Images do not belong in the copy. Retype all the entries below exactly.
** BEGIN Supplied entries **
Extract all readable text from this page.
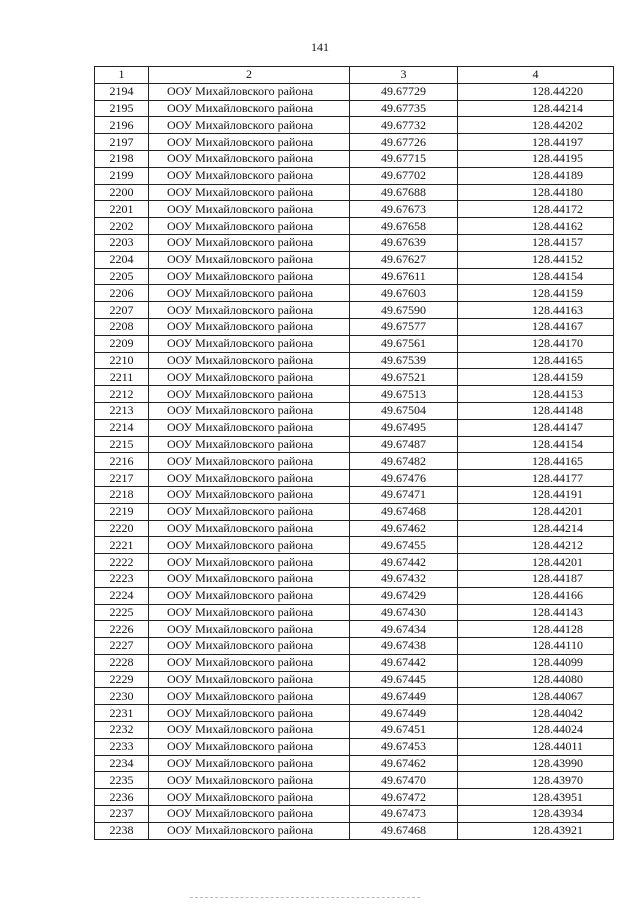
141
1	2	3	4
2194	ООУ Михайловского района	49.67729	128.44220
2195	ООУ Михайловского района	49.67735	128.44214
2196	ООУ Михайловского района	49.67732	128.44202
2197	ООУ Михайловского района	49.67726	128.44197
2198	ООУ Михайловского района	49.67715	128.44195
2199	ООУ Михайловского района	49.67702	128.44189
2200	ООУ Михайловского района	49.67688	128.44180
2201	ООУ Михайловского района	49.67673	128.44172
2202	ООУ Михайловского района	49.67658	128.44162
2203	ООУ Михайловского района	49.67639	128.44157
2204	ООУ Михайловского района	49.67627	128.44152
2205	ООУ Михайловского района	49.67611	128.44154
2206	ООУ Михайловского района	49.67603	128.44159
2207	ООУ Михайловского района	49.67590	128.44163
2208	ООУ Михайловского района	49.67577	128.44167
2209	ООУ Михайловского района	49.67561	128.44170
2210	ООУ Михайловского района	49.67539	128.44165
2211	ООУ Михайловского района	49.67521	128.44159
2212	ООУ Михайловского района	49.67513	128.44153
2213	ООУ Михайловского района	49.67504	128.44148
2214	ООУ Михайловского района	49.67495	128.44147
2215	ООУ Михайловского района	49.67487	128.44154
2216	ООУ Михайловского района	49.67482	128.44165
2217	ООУ Михайловского района	49.67476	128.44177
2218	ООУ Михайловского района	49.67471	128.44191
2219	ООУ Михайловского района	49.67468	128.44201
2220	ООУ Михайловского района	49.67462	128.44214
2221	ООУ Михайловского района	49.67455	128.44212
2222	ООУ Михайловского района	49.67442	128.44201
2223	ООУ Михайловского района	49.67432	128.44187
2224	ООУ Михайловского района	49.67429	128.44166
2225	ООУ Михайловского района	49.67430	128.44143
2226	ООУ Михайловского района	49.67434	128.44128
2227	ООУ Михайловского района	49.67438	128.44110
2228	ООУ Михайловского района	49.67442	128.44099
2229	ООУ Михайловского района	49.67445	128.44080
2230	ООУ Михайловского района	49.67449	128.44067
2231	ООУ Михайловского района	49.67449	128.44042
2232	ООУ Михайловского района	49.67451	128.44024
2233	ООУ Михайловского района	49.67453	128.44011
2234	ООУ Михайловского района	49.67462	128.43990
2235	ООУ Михайловского района	49.67470	128.43970
2236	ООУ Михайловского района	49.67472	128.43951
2237	ООУ Михайловского района	49.67473	128.43934
2238	ООУ Михайловского района	49.67468	128.43921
** END Supplied entries **
** Result for this task **
Extract all readable text from this page.
141
1	2	3	4
2194	ООУ Михайловского района	49.67729	128.44220
2195	ООУ Михайловского района	49.67735	128.44214
2196	ООУ Михайловского района	49.67732	128.44202
2197	ООУ Михайловского района	49.67726	128.44197
2198	ООУ Михайловского района	49.67715	128.44195
2199	ООУ Михайловского района	49.67702	128.44189
2200	ООУ Михайловского района	49.67688	128.44180
2201	ООУ Михайловского района	49.67673	128.44172
2202	ООУ Михайловского района	49.67658	128.44162
2203	ООУ Михайловского района	49.67639	128.44157
2204	ООУ Михайловского района	49.67627	128.44152
2205	ООУ Михайловского района	49.67611	128.44154
2206	ООУ Михайловского района	49.67603	128.44159
2207	ООУ Михайловского района	49.67590	128.44163
2208	ООУ Михайловского района	49.67577	128.44167
2209	ООУ Михайловского района	49.67561	128.44170
2210	ООУ Михайловского района	49.67539	128.44165
2211	ООУ Михайловского района	49.67521	128.44159
2212	ООУ Михайловского района	49.67513	128.44153
2213	ООУ Михайловского района	49.67504	128.44148
2214	ООУ Михайловского района	49.67495	128.44147
2215	ООУ Михайловского района	49.67487	128.44154
2216	ООУ Михайловского района	49.67482	128.44165
2217	ООУ Михайловского района	49.67476	128.44177
2218	ООУ Михайловского района	49.67471	128.44191
2219	ООУ Михайловского района	49.67468	128.44201
2220	ООУ Михайловского района	49.67462	128.44214
2221	ООУ Михайловского района	49.67455	128.44212
2222	ООУ Михайловского района	49.67442	128.44201
2223	ООУ Михайловского района	49.67432	128.44187
2224	ООУ Михайловского района	49.67429	128.44166
2225	ООУ Михайловского района	49.67430	128.44143
2226	ООУ Михайловского района	49.67434	128.44128
2227	ООУ Михайловского района	49.67438	128.44110
2228	ООУ Михайловского района	49.67442	128.44099
2229	ООУ Михайловского района	49.67445	128.44080
2230	ООУ Михайловского района	49.67449	128.44067
2231	ООУ Михайловского района	49.67449	128.44042
2232	ООУ Михайловского района	49.67451	128.44024
2233	ООУ Михайловского района	49.67453	128.44011
2234	ООУ Михайловского района	49.67462	128.43990
2235	ООУ Михайловского района	49.67470	128.43970
2236	ООУ Михайловского района	49.67472	128.43951
2237	ООУ Михайловского района	49.67473	128.43934
2238	ООУ Михайловского района	49.67468	128.43921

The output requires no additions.